**Given request**
Output the entries below exactly as written, omitting pictures.

BEGIN Dataset rows

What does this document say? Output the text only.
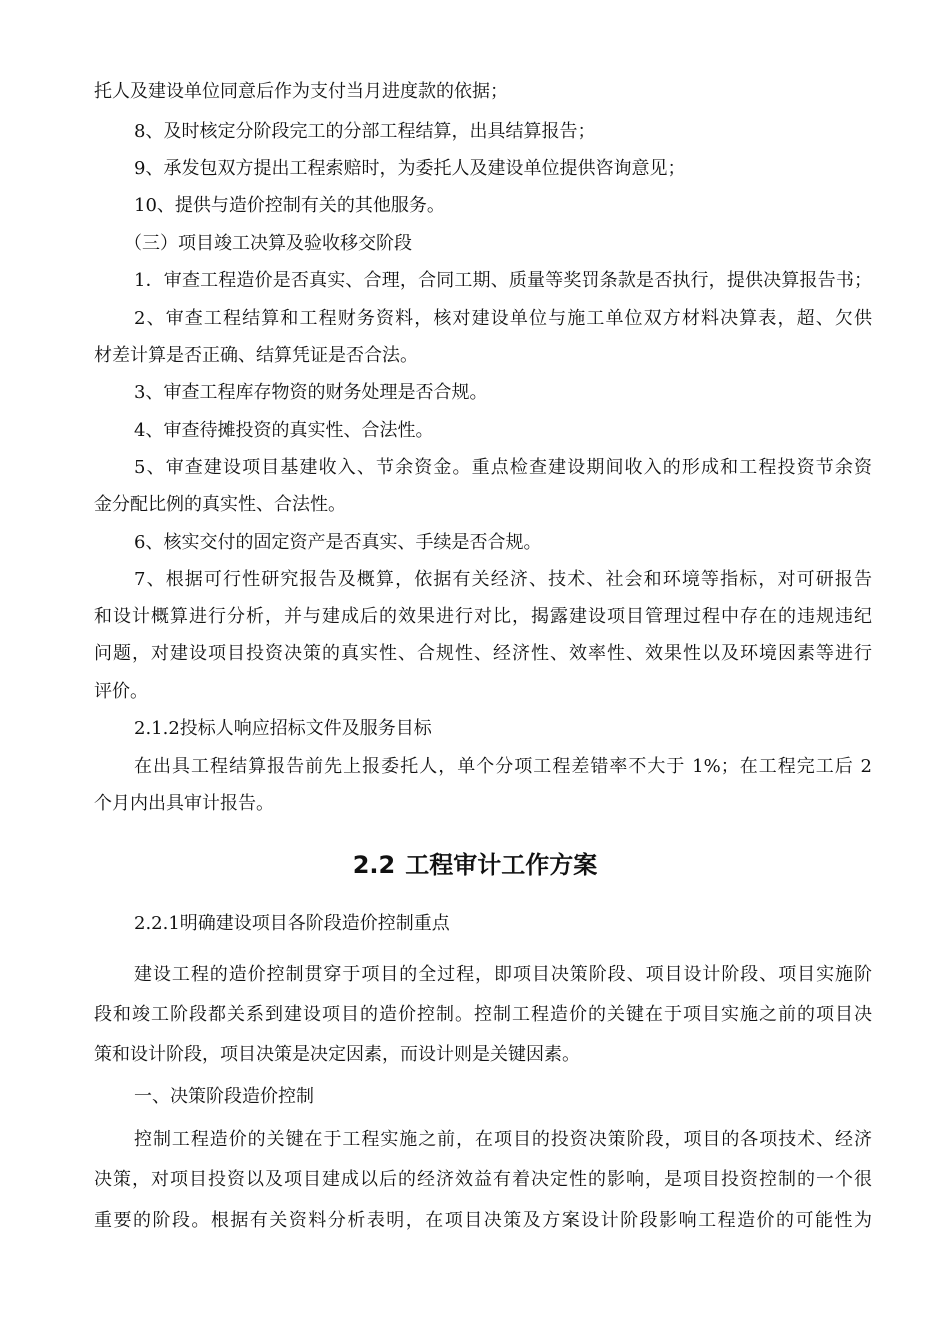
托人及建设单位同意后作为支付当月进度款的依据；
8、及时核定分阶段完工的分部工程结算，出具结算报告；
9、承发包双方提出工程索赔时，为委托人及建设单位提供咨询意见；
10、提供与造价控制有关的其他服务。
（三）项目竣工决算及验收移交阶段
1．审查工程造价是否真实、合理，合同工期、质量等奖罚条款是否执行，提供决算报告书；
2、审查工程结算和工程财务资料，核对建设单位与施工单位双方材料决算表，超、欠供
材差计算是否正确、结算凭证是否合法。
3、审查工程库存物资的财务处理是否合规。
4、审查待摊投资的真实性、合法性。
5、审查建设项目基建收入、节余资金。重点检查建设期间收入的形成和工程投资节余资
金分配比例的真实性、合法性。
6、核实交付的固定资产是否真实、手续是否合规。
7、根据可行性研究报告及概算，依据有关经济、技术、社会和环境等指标，对可研报告
和设计概算进行分析，并与建成后的效果进行对比，揭露建设项目管理过程中存在的违规违纪
问题，对建设项目投资决策的真实性、合规性、经济性、效率性、效果性以及环境因素等进行
评价。
2.1.2投标人响应招标文件及服务目标
在出具工程结算报告前先上报委托人，单个分项工程差错率不大于 1%；在工程完工后 2
个月内出具审计报告。
2.2 工程审计工作方案
2.2.1明确建设项目各阶段造价控制重点
建设工程的造价控制贯穿于项目的全过程，即项目决策阶段、项目设计阶段、项目实施阶
段和竣工阶段都关系到建设项目的造价控制。控制工程造价的关键在于项目实施之前的项目决
策和设计阶段，项目决策是决定因素，而设计则是关键因素。
一、决策阶段造价控制
控制工程造价的关键在于工程实施之前，在项目的投资决策阶段，项目的各项技术、经济
决策，对项目投资以及项目建成以后的经济效益有着决定性的影响，是项目投资控制的一个很
重要的阶段。根据有关资料分析表明，在项目决策及方案设计阶段影响工程造价的可能性为
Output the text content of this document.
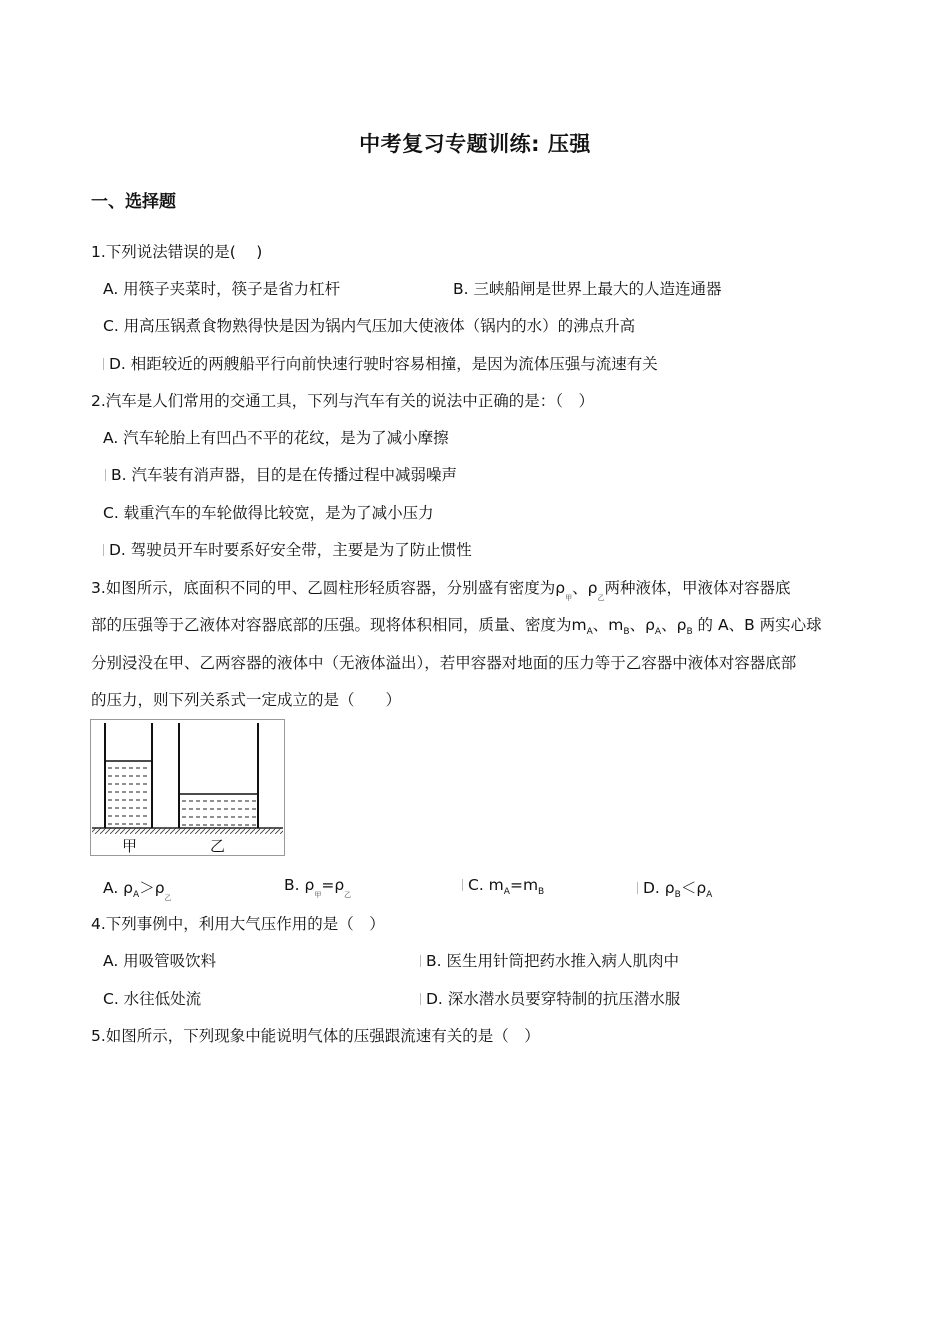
中考复习专题训练: 压强
一、选择题
1.下列说法错误的是(　 )
A. 用筷子夹菜时，筷子是省力杠杆	B. 三峡船闸是世界上最大的人造连通器
C. 用高压锅煮食物熟得快是因为锅内气压加大使液体（锅内的水）的沸点升高
D. 相距较近的两艘船平行向前快速行驶时容易相撞，是因为流体压强与流速有关
2.汽车是人们常用的交通工具，下列与汽车有关的说法中正确的是：（　）
A. 汽车轮胎上有凹凸不平的花纹，是为了减小摩擦
B. 汽车装有消声器，目的是在传播过程中减弱噪声
C. 载重汽车的车轮做得比较宽，是为了减小压力
D. 驾驶员开车时要系好安全带，主要是为了防止惯性
3.如图所示，底面积不同的甲、乙圆柱形轻质容器，分别盛有密度为$\rho_甲$、$\rho_乙$两种液体，甲液体对容器底
部的压强等于乙液体对容器底部的压强。现将体积相同，质量、密度为$m_A$、$m_B$、$\rho_A$、$\rho_B$ 的 A、B 两实心球
分别浸没在甲、乙两容器的液体中（无液体溢出），若甲容器对地面的压力等于乙容器中液体对容器底部
的压力，则下列关系式一定成立的是（　　）
甲	乙
A. $\rho_A>\rho_乙$
B. $\rho_甲=\rho_乙$
C. $m_A=m_B$	D. $\rho_B<\rho_A$
4.下列事例中，利用大气压作用的是（　）
A. 用吸管吸饮料	B. 医生用针筒把药水推入病人肌肉中
C. 水往低处流	D. 深水潜水员要穿特制的抗压潜水服
5.如图所示，下列现象中能说明气体的压强跟流速有关的是（　）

END Dataset rows

**Complete output**
What does this document say? Output the text only.
托人及建设单位同意后作为支付当月进度款的依据；
8、及时核定分阶段完工的分部工程结算，出具结算报告；
9、承发包双方提出工程索赔时，为委托人及建设单位提供咨询意见；
10、提供与造价控制有关的其他服务。
（三）项目竣工决算及验收移交阶段
1．审查工程造价是否真实、合理，合同工期、质量等奖罚条款是否执行，提供决算报告书；
2、审查工程结算和工程财务资料，核对建设单位与施工单位双方材料决算表，超、欠供
材差计算是否正确、结算凭证是否合法。
3、审查工程库存物资的财务处理是否合规。
4、审查待摊投资的真实性、合法性。
5、审查建设项目基建收入、节余资金。重点检查建设期间收入的形成和工程投资节余资
金分配比例的真实性、合法性。
6、核实交付的固定资产是否真实、手续是否合规。
7、根据可行性研究报告及概算，依据有关经济、技术、社会和环境等指标，对可研报告
和设计概算进行分析，并与建成后的效果进行对比，揭露建设项目管理过程中存在的违规违纪
问题，对建设项目投资决策的真实性、合规性、经济性、效率性、效果性以及环境因素等进行
评价。
2.1.2投标人响应招标文件及服务目标
在出具工程结算报告前先上报委托人，单个分项工程差错率不大于 1%；在工程完工后 2
个月内出具审计报告。
2.2 工程审计工作方案
2.2.1明确建设项目各阶段造价控制重点
建设工程的造价控制贯穿于项目的全过程，即项目决策阶段、项目设计阶段、项目实施阶
段和竣工阶段都关系到建设项目的造价控制。控制工程造价的关键在于项目实施之前的项目决
策和设计阶段，项目决策是决定因素，而设计则是关键因素。
一、决策阶段造价控制
控制工程造价的关键在于工程实施之前，在项目的投资决策阶段，项目的各项技术、经济
决策，对项目投资以及项目建成以后的经济效益有着决定性的影响，是项目投资控制的一个很
重要的阶段。根据有关资料分析表明，在项目决策及方案设计阶段影响工程造价的可能性为
Output the text content of this document.
中考复习专题训练: 压强
一、选择题
1.下列说法错误的是(　 )
A. 用筷子夹菜时，筷子是省力杠杆	B. 三峡船闸是世界上最大的人造连通器
C. 用高压锅煮食物熟得快是因为锅内气压加大使液体（锅内的水）的沸点升高
D. 相距较近的两艘船平行向前快速行驶时容易相撞，是因为流体压强与流速有关
2.汽车是人们常用的交通工具，下列与汽车有关的说法中正确的是：（　）
A. 汽车轮胎上有凹凸不平的花纹，是为了减小摩擦
B. 汽车装有消声器，目的是在传播过程中减弱噪声
C. 载重汽车的车轮做得比较宽，是为了减小压力
D. 驾驶员开车时要系好安全带，主要是为了防止惯性
3.如图所示，底面积不同的甲、乙圆柱形轻质容器，分别盛有密度为$\rho_甲$、$\rho_乙$两种液体，甲液体对容器底
部的压强等于乙液体对容器底部的压强。现将体积相同，质量、密度为$m_A$、$m_B$、$\rho_A$、$\rho_B$ 的 A、B 两实心球
分别浸没在甲、乙两容器的液体中（无液体溢出），若甲容器对地面的压力等于乙容器中液体对容器底部
的压力，则下列关系式一定成立的是（　　）
甲	乙
A. $\rho_A>\rho_乙$
B. $\rho_甲=\rho_乙$
C. $m_A=m_B$	D. $\rho_B<\rho_A$
4.下列事例中，利用大气压作用的是（　）
A. 用吸管吸饮料	B. 医生用针筒把药水推入病人肌肉中
C. 水往低处流	D. 深水潜水员要穿特制的抗压潜水服
5.如图所示，下列现象中能说明气体的压强跟流速有关的是（　）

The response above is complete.